**TASK:** Quote the listing below in its entirety.

**RECORDS FOR PROCESSING:**

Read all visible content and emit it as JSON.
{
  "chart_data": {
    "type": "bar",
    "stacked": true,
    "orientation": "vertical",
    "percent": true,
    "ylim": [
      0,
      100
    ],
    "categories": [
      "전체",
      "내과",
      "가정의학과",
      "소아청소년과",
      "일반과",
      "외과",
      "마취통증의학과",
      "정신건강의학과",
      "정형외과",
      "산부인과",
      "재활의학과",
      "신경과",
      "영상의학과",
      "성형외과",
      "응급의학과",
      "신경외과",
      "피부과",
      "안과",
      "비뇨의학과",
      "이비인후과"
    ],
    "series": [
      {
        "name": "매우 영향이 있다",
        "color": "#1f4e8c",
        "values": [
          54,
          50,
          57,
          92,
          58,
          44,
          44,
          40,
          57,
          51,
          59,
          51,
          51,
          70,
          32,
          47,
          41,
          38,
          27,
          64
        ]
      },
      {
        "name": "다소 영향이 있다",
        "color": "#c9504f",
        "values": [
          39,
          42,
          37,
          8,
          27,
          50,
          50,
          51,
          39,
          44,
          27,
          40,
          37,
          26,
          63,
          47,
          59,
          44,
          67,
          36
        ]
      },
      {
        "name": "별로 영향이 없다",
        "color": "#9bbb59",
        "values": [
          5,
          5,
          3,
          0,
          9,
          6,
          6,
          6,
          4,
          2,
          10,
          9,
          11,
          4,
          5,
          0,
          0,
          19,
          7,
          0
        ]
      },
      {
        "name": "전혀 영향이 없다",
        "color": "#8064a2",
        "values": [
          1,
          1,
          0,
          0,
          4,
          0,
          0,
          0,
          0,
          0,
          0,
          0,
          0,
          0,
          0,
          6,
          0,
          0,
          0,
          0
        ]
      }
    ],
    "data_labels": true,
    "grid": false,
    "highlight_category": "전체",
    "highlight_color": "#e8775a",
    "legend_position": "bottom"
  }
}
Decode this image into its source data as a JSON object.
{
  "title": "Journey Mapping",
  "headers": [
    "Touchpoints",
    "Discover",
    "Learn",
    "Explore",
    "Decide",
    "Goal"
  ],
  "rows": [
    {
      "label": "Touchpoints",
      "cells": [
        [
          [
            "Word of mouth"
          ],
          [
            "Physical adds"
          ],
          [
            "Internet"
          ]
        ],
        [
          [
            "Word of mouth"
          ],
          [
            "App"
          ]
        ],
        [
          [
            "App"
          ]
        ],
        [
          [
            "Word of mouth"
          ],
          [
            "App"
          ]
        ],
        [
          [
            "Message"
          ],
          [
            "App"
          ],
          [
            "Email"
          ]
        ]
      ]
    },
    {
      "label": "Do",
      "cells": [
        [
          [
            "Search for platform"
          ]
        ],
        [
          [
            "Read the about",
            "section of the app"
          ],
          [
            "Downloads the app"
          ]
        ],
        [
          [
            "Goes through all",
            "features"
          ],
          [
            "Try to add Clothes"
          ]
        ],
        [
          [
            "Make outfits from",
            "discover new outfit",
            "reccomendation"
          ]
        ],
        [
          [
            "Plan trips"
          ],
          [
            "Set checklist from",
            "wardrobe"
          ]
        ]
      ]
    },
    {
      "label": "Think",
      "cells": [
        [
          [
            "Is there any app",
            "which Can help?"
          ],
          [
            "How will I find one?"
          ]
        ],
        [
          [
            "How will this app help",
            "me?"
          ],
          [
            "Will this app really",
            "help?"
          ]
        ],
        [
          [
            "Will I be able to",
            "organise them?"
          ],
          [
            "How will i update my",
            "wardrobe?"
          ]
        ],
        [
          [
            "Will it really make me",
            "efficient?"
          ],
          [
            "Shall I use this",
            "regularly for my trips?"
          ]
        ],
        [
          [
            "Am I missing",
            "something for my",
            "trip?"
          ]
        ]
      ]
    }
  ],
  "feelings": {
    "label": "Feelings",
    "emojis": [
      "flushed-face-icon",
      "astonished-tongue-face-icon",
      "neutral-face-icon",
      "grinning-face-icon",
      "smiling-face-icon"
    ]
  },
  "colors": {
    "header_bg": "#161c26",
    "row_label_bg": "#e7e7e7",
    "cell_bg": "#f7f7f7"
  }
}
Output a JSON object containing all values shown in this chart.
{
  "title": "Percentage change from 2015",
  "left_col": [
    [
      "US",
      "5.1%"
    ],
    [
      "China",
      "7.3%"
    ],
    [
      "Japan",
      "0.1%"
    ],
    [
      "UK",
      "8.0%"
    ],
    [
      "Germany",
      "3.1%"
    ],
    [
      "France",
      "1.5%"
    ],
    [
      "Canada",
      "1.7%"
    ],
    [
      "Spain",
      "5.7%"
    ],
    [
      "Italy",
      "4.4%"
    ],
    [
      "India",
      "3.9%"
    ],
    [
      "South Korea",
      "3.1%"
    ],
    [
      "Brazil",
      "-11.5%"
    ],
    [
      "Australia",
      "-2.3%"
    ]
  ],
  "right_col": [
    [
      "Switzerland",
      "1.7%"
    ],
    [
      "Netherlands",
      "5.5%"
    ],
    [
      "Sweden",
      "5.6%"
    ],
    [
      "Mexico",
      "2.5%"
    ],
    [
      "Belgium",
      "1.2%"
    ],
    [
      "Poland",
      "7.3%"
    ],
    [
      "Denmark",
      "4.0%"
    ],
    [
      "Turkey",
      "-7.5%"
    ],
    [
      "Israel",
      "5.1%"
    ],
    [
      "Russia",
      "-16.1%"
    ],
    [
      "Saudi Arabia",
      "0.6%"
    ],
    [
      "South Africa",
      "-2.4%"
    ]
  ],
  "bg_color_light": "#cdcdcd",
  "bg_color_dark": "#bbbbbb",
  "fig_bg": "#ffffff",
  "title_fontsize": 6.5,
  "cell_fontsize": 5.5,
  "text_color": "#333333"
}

**PROBLEM SOLUTION:**
Read all visible content and emit it as JSON.
{
  "chart_data": {
    "type": "bar",
    "stacked": true,
    "orientation": "vertical",
    "percent": true,
    "ylim": [
      0,
      100
    ],
    "categories": [
      "전체",
      "내과",
      "가정의학과",
      "소아청소년과",
      "일반과",
      "외과",
      "마취통증의학과",
      "정신건강의학과",
      "정형외과",
      "산부인과",
      "재활의학과",
      "신경과",
      "영상의학과",
      "성형외과",
      "응급의학과",
      "신경외과",
      "피부과",
      "안과",
      "비뇨의학과",
      "이비인후과"
    ],
    "series": [
      {
        "name": "매우 영향이 있다",
        "color": "#1f4e8c",
        "values": [
          54,
          50,
          57,
          92,
          58,
          44,
          44,
          40,
          57,
          51,
          59,
          51,
          51,
          70,
          32,
          47,
          41,
          38,
          27,
          64
        ]
      },
      {
        "name": "다소 영향이 있다",
        "color": "#c9504f",
        "values": [
          39,
          42,
          37,
          8,
          27,
          50,
          50,
          51,
          39,
          44,
          27,
          40,
          37,
          26,
          63,
          47,
          59,
          44,
          67,
          36
        ]
      },
      {
        "name": "별로 영향이 없다",
        "color": "#9bbb59",
        "values": [
          5,
          5,
          3,
          0,
          9,
          6,
          6,
          6,
          4,
          2,
          10,
          9,
          11,
          4,
          5,
          0,
          0,
          19,
          7,
          0
        ]
      },
      {
        "name": "전혀 영향이 없다",
        "color": "#8064a2",
        "values": [
          1,
          1,
          0,
          0,
          4,
          0,
          0,
          0,
          0,
          0,
          0,
          0,
          0,
          0,
          0,
          6,
          0,
          0,
          0,
          0
        ]
      }
    ],
    "data_labels": true,
    "grid": false,
    "highlight_category": "전체",
    "highlight_color": "#e8775a",
    "legend_position": "bottom"
  }
}
Decode this image into its source data as a JSON object.
{
  "title": "Journey Mapping",
  "headers": [
    "Touchpoints",
    "Discover",
    "Learn",
    "Explore",
    "Decide",
    "Goal"
  ],
  "rows": [
    {
      "label": "Touchpoints",
      "cells": [
        [
          [
            "Word of mouth"
          ],
          [
            "Physical adds"
          ],
          [
            "Internet"
          ]
        ],
        [
          [
            "Word of mouth"
          ],
          [
            "App"
          ]
        ],
        [
          [
            "App"
          ]
        ],
        [
          [
            "Word of mouth"
          ],
          [
            "App"
          ]
        ],
        [
          [
            "Message"
          ],
          [
            "App"
          ],
          [
            "Email"
          ]
        ]
      ]
    },
    {
      "label": "Do",
      "cells": [
        [
          [
            "Search for platform"
          ]
        ],
        [
          [
            "Read the about",
            "section of the app"
          ],
          [
            "Downloads the app"
          ]
        ],
        [
          [
            "Goes through all",
            "features"
          ],
          [
            "Try to add Clothes"
          ]
        ],
        [
          [
            "Make outfits from",
            "discover new outfit",
            "reccomendation"
          ]
        ],
        [
          [
            "Plan trips"
          ],
          [
            "Set checklist from",
            "wardrobe"
          ]
        ]
      ]
    },
    {
      "label": "Think",
      "cells": [
        [
          [
            "Is there any app",
            "which Can help?"
          ],
          [
            "How will I find one?"
          ]
        ],
        [
          [
            "How will this app help",
            "me?"
          ],
          [
            "Will this app really",
            "help?"
          ]
        ],
        [
          [
            "Will I be able to",
            "organise them?"
          ],
          [
            "How will i update my",
            "wardrobe?"
          ]
        ],
        [
          [
            "Will it really make me",
            "efficient?"
          ],
          [
            "Shall I use this",
            "regularly for my trips?"
          ]
        ],
        [
          [
            "Am I missing",
            "something for my",
            "trip?"
          ]
        ]
      ]
    }
  ],
  "feelings": {
    "label": "Feelings",
    "emojis": [
      "flushed-face-icon",
      "astonished-tongue-face-icon",
      "neutral-face-icon",
      "grinning-face-icon",
      "smiling-face-icon"
    ]
  },
  "colors": {
    "header_bg": "#161c26",
    "row_label_bg": "#e7e7e7",
    "cell_bg": "#f7f7f7"
  }
}
Output a JSON object containing all values shown in this chart.
{
  "title": "Percentage change from 2015",
  "left_col": [
    [
      "US",
      "5.1%"
    ],
    [
      "China",
      "7.3%"
    ],
    [
      "Japan",
      "0.1%"
    ],
    [
      "UK",
      "8.0%"
    ],
    [
      "Germany",
      "3.1%"
    ],
    [
      "France",
      "1.5%"
    ],
    [
      "Canada",
      "1.7%"
    ],
    [
      "Spain",
      "5.7%"
    ],
    [
      "Italy",
      "4.4%"
    ],
    [
      "India",
      "3.9%"
    ],
    [
      "South Korea",
      "3.1%"
    ],
    [
      "Brazil",
      "-11.5%"
    ],
    [
      "Australia",
      "-2.3%"
    ]
  ],
  "right_col": [
    [
      "Switzerland",
      "1.7%"
    ],
    [
      "Netherlands",
      "5.5%"
    ],
    [
      "Sweden",
      "5.6%"
    ],
    [
      "Mexico",
      "2.5%"
    ],
    [
      "Belgium",
      "1.2%"
    ],
    [
      "Poland",
      "7.3%"
    ],
    [
      "Denmark",
      "4.0%"
    ],
    [
      "Turkey",
      "-7.5%"
    ],
    [
      "Israel",
      "5.1%"
    ],
    [
      "Russia",
      "-16.1%"
    ],
    [
      "Saudi Arabia",
      "0.6%"
    ],
    [
      "South Africa",
      "-2.4%"
    ]
  ],
  "bg_color_light": "#cdcdcd",
  "bg_color_dark": "#bbbbbb",
  "fig_bg": "#ffffff",
  "title_fontsize": 6.5,
  "cell_fontsize": 5.5,
  "text_color": "#333333"
}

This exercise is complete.